--- START Dataset records ---
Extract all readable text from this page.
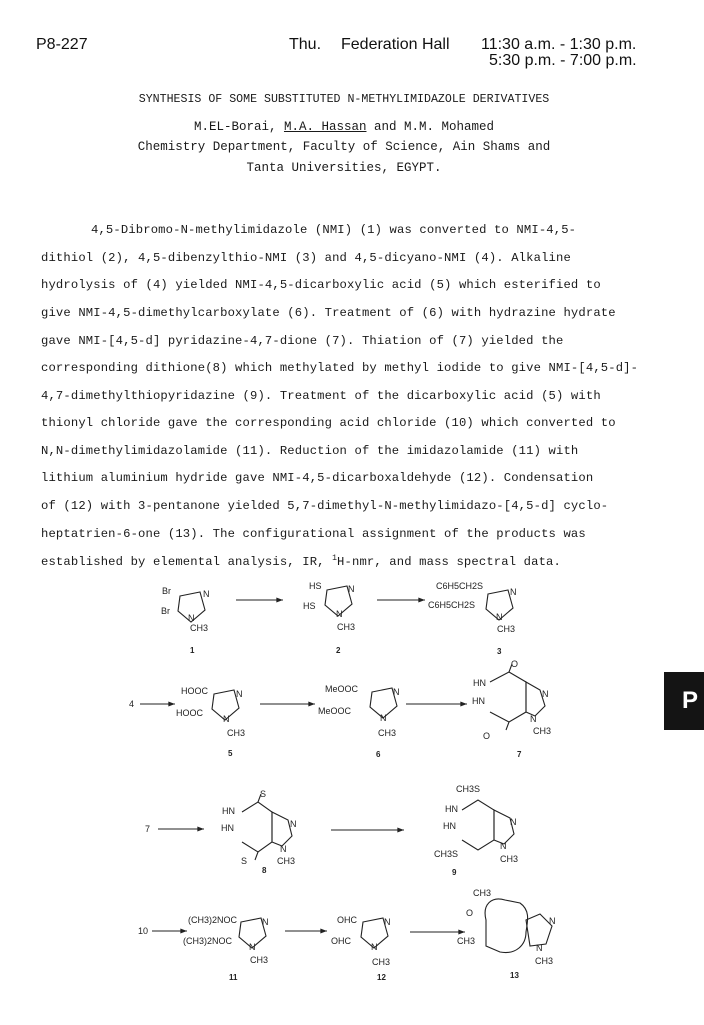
P8-227	Thu. Federation Hall 11:30 a.m. - 1:30 p.m.
5:30 p.m. - 7:00 p.m.
SYNTHESIS OF SOME SUBSTITUTED N-METHYLIMIDAZOLE DERIVATIVES
M.EL-Borai, M.A. Hassan and M.M. Mohamed
Chemistry Department, Faculty of Science, Ain Shams and
Tanta Universities, EGYPT.
4,5-Dibromo-N-methylimidazole (NMI) (1) was converted to NMI-4,5-
dithiol (2), 4,5-dibenzylthio-NMI (3) and 4,5-dicyano-NMI (4). Alkaline
hydrolysis of (4) yielded NMI-4,5-dicarboxylic acid (5) which esterified to
give NMI-4,5-dimethylcarboxylate (6). Treatment of (6) with hydrazine hydrate
gave NMI-[4,5-d] pyridazine-4,7-dione (7). Thiation of (7) yielded the
corresponding dithione(8) which methylated by methyl iodide to give NMI-[4,5-d]-
4,7-dimethylthiopyridazine (9). Treatment of the dicarboxylic acid (5) with
thionyl chloride gave the corresponding acid chloride (10) which converted to
N,N-dimethylimidazolamide (11). Reduction of the imidazolamide (11) with
lithium aluminium hydride gave NMI-4,5-dicarboxaldehyde (12). Condensation
of (12) with 3-pentanone yielded 5,7-dimethyl-N-methylimidazo-[4,5-d] cyclo-
heptatrien-6-one (13). The configurational assignment of the products was
established by elemental analysis, IR, $^1$H-nmr, and mass spectral data.
Br
Br
N
N
CH3
1
HS
HS
N
N
CH3
2
C6H5CH2S
C6H5CH2S
N
N
CH3
3
4
HOOC
HOOC
N
N
CH3
5
MeOOC
MeOOC
N
N
CH3
6
O
O
HN
HN
N
N
CH3
7
7
S
S
HN
HN	N
N
CH3
8
CH3S
CH3S
HN
HN	N
N
CH3
9
10
(CH3)2NOC
(CH3)2NOC
N
N
CH3
11
OHC
OHC
N
N
CH3
12
CH3
O
CH3
N
N
CH3
13
P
--- END Dataset records ---
Will you restate every entry word for word and omit the images?

= Full answer =
Extract all readable text from this page.
P8-227	Thu. Federation Hall 11:30 a.m. - 1:30 p.m.
5:30 p.m. - 7:00 p.m.
SYNTHESIS OF SOME SUBSTITUTED N-METHYLIMIDAZOLE DERIVATIVES
M.EL-Borai, M.A. Hassan and M.M. Mohamed
Chemistry Department, Faculty of Science, Ain Shams and
Tanta Universities, EGYPT.
4,5-Dibromo-N-methylimidazole (NMI) (1) was converted to NMI-4,5-
dithiol (2), 4,5-dibenzylthio-NMI (3) and 4,5-dicyano-NMI (4). Alkaline
hydrolysis of (4) yielded NMI-4,5-dicarboxylic acid (5) which esterified to
give NMI-4,5-dimethylcarboxylate (6). Treatment of (6) with hydrazine hydrate
gave NMI-[4,5-d] pyridazine-4,7-dione (7). Thiation of (7) yielded the
corresponding dithione(8) which methylated by methyl iodide to give NMI-[4,5-d]-
4,7-dimethylthiopyridazine (9). Treatment of the dicarboxylic acid (5) with
thionyl chloride gave the corresponding acid chloride (10) which converted to
N,N-dimethylimidazolamide (11). Reduction of the imidazolamide (11) with
lithium aluminium hydride gave NMI-4,5-dicarboxaldehyde (12). Condensation
of (12) with 3-pentanone yielded 5,7-dimethyl-N-methylimidazo-[4,5-d] cyclo-
heptatrien-6-one (13). The configurational assignment of the products was
established by elemental analysis, IR, $^1$H-nmr, and mass spectral data.
Br
Br
N
N
CH3
1
HS
HS
N
N
CH3
2
C6H5CH2S
C6H5CH2S
N
N
CH3
3
4
HOOC
HOOC
N
N
CH3
5
MeOOC
MeOOC
N
N
CH3
6
O
O
HN
HN
N
N
CH3
7
7
S
S
HN
HN	N
N
CH3
8
CH3S
CH3S
HN
HN	N
N
CH3
9
10
(CH3)2NOC
(CH3)2NOC
N
N
CH3
11
OHC
OHC
N
N
CH3
12
CH3
O
CH3
N
N
CH3
13
P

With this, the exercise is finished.